Stored entries:
┄┄┄┄┄┄
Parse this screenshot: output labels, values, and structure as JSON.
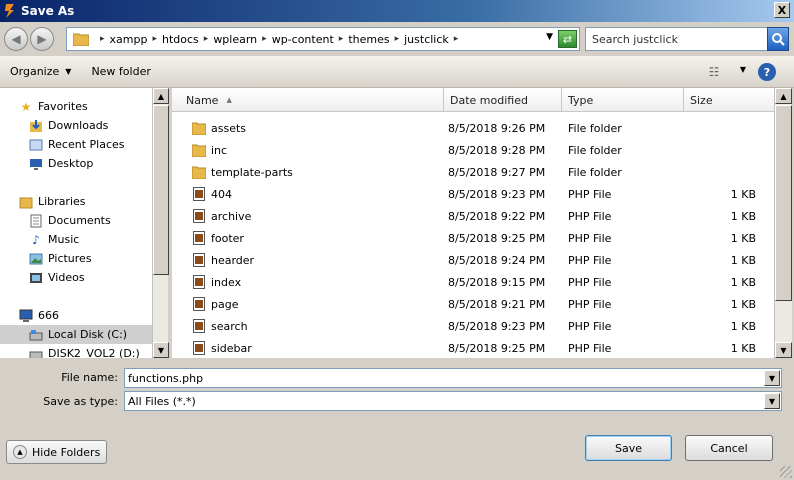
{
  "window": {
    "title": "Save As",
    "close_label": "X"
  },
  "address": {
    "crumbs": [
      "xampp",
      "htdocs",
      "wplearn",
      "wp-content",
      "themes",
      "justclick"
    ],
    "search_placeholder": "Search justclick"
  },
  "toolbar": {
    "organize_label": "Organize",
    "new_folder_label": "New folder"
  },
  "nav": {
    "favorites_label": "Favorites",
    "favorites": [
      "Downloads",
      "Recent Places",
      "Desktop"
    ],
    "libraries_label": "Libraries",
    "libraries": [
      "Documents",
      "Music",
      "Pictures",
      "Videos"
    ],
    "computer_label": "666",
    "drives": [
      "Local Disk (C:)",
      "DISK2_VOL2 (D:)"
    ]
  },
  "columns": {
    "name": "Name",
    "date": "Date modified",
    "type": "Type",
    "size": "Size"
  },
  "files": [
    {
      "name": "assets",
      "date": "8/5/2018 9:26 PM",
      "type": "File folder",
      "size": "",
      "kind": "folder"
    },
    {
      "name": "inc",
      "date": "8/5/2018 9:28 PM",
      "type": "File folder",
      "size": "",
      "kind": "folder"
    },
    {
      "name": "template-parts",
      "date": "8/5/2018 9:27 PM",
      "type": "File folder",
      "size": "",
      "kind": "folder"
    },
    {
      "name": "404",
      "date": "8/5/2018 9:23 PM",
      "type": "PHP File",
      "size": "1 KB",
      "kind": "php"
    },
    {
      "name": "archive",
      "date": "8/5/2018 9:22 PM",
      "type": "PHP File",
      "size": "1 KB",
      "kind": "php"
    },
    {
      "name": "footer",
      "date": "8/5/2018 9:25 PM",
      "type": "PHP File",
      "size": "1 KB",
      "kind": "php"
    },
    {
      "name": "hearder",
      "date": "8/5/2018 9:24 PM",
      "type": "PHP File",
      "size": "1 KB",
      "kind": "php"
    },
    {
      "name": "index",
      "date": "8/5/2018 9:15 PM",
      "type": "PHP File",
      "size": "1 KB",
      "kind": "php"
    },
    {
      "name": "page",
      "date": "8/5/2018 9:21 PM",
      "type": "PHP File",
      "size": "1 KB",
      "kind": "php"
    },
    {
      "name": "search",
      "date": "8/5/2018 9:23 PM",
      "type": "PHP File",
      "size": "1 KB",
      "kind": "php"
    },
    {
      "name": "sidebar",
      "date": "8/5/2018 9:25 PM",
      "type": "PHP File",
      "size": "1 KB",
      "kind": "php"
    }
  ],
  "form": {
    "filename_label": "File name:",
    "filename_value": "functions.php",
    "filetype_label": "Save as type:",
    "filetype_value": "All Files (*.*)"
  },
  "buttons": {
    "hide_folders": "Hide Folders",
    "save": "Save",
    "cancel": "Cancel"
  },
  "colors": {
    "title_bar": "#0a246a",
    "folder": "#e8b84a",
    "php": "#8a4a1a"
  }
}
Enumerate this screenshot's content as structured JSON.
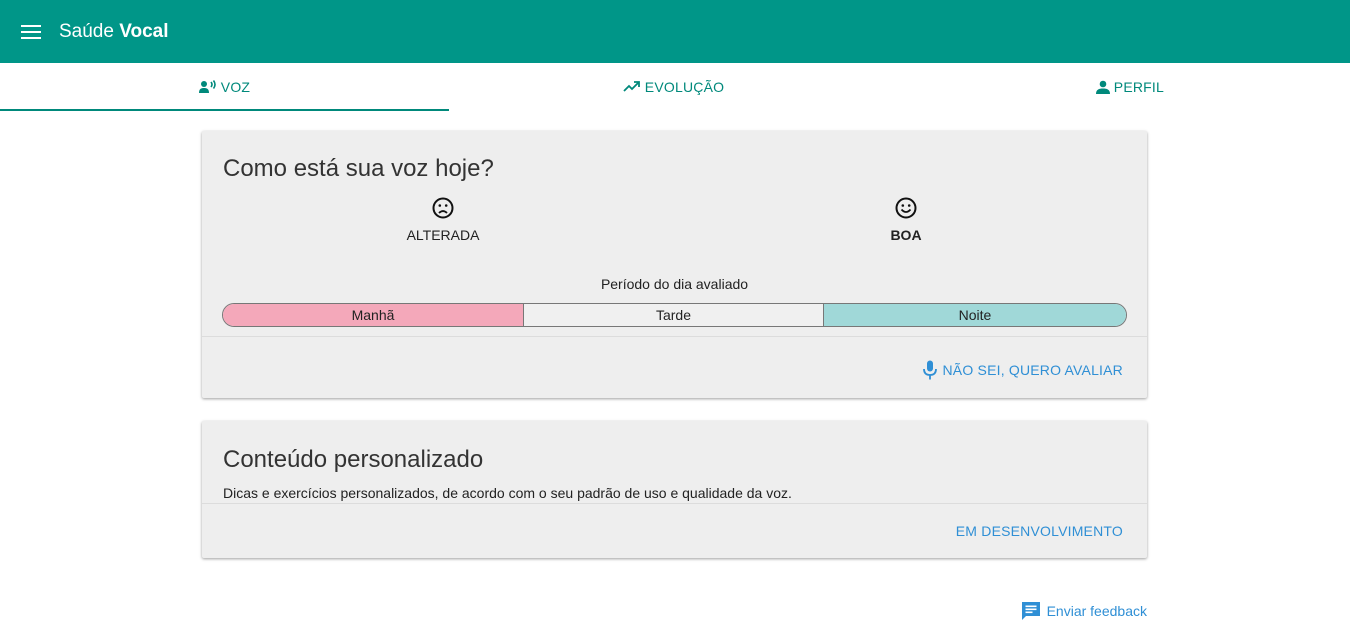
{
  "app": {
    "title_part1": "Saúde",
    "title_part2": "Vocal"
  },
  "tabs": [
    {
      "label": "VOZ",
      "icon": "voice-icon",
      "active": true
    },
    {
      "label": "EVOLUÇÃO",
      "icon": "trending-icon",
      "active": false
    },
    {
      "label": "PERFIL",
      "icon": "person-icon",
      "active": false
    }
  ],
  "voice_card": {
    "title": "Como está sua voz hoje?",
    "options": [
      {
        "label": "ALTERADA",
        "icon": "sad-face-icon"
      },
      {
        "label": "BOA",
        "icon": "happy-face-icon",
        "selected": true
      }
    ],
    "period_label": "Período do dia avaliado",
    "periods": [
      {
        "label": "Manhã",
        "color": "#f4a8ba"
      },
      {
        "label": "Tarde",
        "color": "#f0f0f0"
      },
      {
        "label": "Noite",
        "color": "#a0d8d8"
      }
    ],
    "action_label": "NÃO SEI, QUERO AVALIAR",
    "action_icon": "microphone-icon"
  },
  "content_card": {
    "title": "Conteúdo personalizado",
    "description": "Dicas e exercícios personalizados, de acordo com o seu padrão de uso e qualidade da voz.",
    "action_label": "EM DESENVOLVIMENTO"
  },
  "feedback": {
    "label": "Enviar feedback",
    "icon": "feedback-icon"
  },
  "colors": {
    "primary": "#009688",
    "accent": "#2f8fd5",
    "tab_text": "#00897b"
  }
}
┄┄┄┄┄┄
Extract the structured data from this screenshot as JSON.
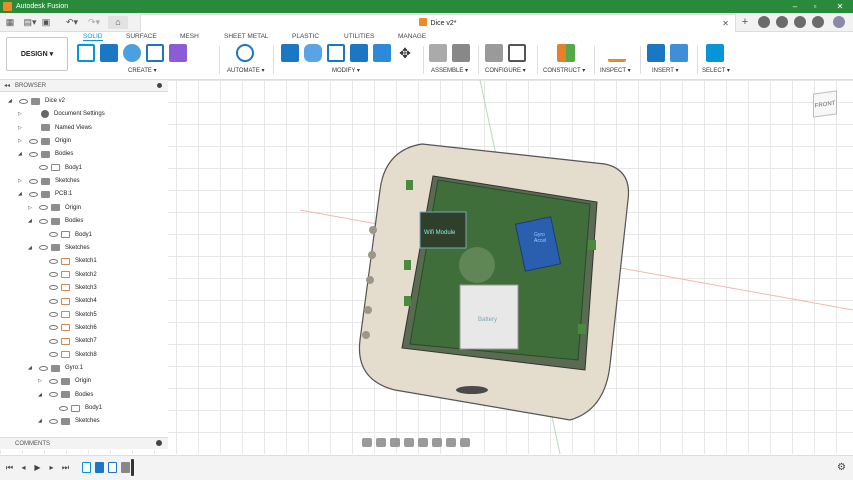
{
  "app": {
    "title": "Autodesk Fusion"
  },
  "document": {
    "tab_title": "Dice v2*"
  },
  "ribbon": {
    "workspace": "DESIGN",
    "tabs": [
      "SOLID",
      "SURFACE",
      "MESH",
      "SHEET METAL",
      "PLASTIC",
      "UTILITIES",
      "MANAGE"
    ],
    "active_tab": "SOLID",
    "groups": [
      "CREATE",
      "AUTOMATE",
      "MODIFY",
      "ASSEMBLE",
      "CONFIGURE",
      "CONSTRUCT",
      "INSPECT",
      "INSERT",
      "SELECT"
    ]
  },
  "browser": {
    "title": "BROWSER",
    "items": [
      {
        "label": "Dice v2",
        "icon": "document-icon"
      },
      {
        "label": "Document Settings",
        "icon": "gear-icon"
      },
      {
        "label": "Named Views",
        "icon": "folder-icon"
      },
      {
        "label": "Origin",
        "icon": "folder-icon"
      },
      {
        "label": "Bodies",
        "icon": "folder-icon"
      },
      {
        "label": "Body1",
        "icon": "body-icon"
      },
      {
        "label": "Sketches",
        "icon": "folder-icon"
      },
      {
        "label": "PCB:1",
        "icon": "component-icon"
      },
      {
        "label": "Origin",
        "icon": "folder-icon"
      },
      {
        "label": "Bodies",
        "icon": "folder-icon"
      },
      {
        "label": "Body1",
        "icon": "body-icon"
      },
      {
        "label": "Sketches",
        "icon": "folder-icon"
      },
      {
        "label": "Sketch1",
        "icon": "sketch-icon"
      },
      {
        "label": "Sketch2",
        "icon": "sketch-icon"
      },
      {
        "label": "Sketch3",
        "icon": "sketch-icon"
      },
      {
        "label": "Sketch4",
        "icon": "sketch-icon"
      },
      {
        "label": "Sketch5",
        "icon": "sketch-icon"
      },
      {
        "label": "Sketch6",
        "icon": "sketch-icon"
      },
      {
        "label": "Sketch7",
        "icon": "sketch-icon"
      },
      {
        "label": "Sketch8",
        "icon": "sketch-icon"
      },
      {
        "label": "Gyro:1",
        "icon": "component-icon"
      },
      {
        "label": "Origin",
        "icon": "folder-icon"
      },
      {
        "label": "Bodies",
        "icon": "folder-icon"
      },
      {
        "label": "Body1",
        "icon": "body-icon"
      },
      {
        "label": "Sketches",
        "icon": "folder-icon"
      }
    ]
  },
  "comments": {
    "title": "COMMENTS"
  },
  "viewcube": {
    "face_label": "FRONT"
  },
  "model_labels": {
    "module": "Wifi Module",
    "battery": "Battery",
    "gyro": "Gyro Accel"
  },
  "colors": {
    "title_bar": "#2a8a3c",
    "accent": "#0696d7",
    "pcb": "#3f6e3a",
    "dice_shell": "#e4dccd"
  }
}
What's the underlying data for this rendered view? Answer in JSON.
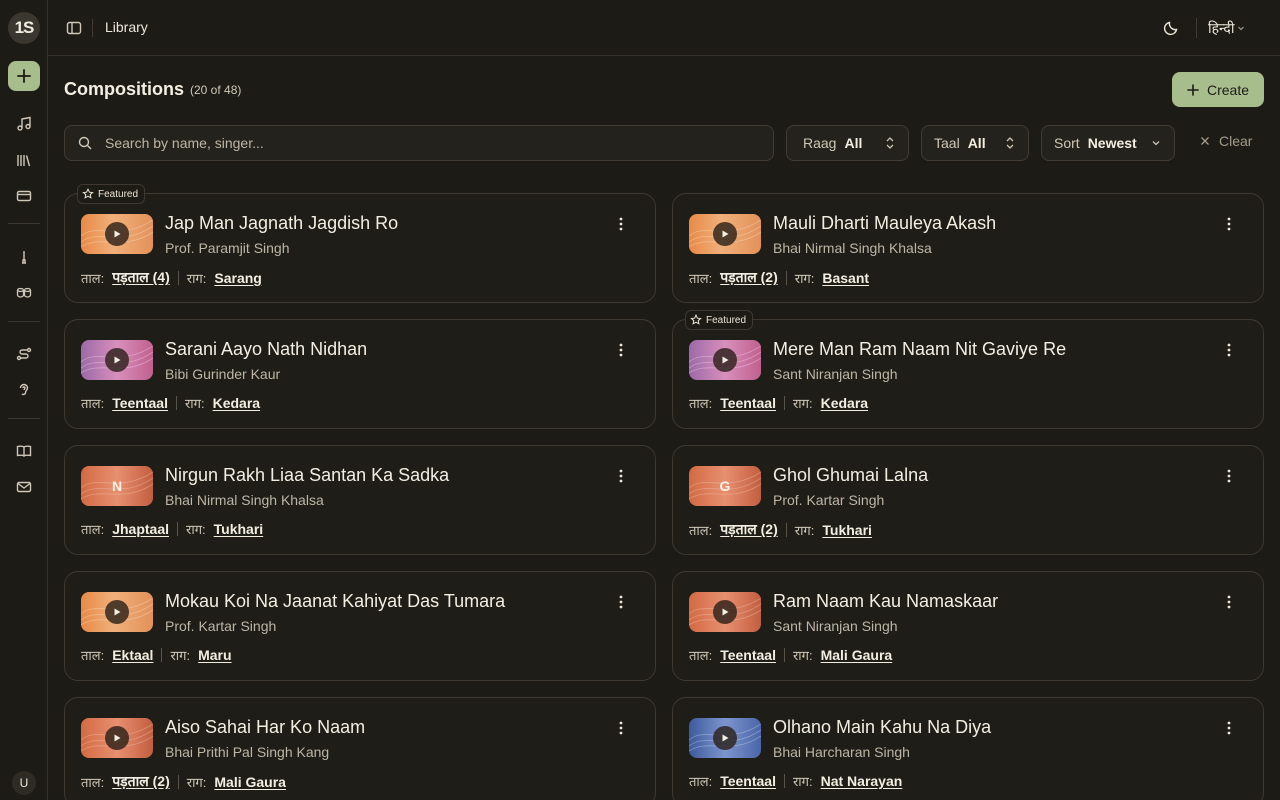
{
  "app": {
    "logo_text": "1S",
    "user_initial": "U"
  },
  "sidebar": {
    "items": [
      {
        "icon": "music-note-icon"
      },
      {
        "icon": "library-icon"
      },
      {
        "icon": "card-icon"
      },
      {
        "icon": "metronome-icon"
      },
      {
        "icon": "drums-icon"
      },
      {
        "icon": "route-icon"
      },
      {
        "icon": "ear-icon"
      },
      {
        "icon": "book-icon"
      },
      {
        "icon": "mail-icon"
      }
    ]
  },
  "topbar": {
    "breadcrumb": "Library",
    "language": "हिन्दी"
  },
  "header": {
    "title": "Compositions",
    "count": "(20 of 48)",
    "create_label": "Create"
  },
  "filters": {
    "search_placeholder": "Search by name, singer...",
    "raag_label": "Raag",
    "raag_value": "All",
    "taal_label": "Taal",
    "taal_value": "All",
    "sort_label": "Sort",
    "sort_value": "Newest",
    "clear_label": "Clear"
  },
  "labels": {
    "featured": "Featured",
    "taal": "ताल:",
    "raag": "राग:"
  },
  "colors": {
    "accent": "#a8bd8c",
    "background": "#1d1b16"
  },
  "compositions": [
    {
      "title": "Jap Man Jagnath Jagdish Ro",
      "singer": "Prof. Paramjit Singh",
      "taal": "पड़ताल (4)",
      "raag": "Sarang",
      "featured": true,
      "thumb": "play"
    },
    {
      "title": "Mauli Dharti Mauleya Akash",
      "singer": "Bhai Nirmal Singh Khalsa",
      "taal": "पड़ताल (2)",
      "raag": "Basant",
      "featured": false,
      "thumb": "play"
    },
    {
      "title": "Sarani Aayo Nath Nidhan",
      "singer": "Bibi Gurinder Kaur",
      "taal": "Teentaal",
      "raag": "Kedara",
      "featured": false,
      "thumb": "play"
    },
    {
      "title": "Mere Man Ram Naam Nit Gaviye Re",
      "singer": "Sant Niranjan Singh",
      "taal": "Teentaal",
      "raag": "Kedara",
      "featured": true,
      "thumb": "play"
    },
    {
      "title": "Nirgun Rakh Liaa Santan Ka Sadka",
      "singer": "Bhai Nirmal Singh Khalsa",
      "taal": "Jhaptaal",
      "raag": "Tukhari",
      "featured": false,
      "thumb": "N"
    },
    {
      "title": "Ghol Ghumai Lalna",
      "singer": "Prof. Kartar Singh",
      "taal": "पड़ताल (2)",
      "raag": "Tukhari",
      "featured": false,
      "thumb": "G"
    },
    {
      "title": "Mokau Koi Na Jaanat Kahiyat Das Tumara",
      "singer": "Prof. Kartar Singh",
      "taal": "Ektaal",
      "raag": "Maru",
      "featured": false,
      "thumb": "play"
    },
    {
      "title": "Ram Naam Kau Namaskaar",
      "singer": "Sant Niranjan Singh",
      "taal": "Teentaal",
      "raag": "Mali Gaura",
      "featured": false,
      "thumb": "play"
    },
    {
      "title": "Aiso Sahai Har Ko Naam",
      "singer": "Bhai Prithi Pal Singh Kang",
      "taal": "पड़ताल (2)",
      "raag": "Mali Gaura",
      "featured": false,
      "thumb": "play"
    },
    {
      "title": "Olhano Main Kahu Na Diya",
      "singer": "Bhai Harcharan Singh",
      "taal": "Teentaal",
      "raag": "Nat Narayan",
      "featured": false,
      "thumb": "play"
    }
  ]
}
┄┄┄┄┄┄
● **What to work on**: Search the data for "singer". Copy every line that has it.

● **Exercise output**:
    "search_placeholder": "Search by name, singer...",
      "singer": "Prof. Paramjit Singh",
      "singer": "Bhai Nirmal Singh Khalsa",
      "singer": "Bibi Gurinder Kaur",
      "singer": "Sant Niranjan Singh",
      "singer": "Bhai Nirmal Singh Khalsa",
      "singer": "Prof. Kartar Singh",
      "singer": "Prof. Kartar Singh",
      "singer": "Sant Niranjan Singh",
      "singer": "Bhai Prithi Pal Singh Kang",
      "singer": "Bhai Harcharan Singh",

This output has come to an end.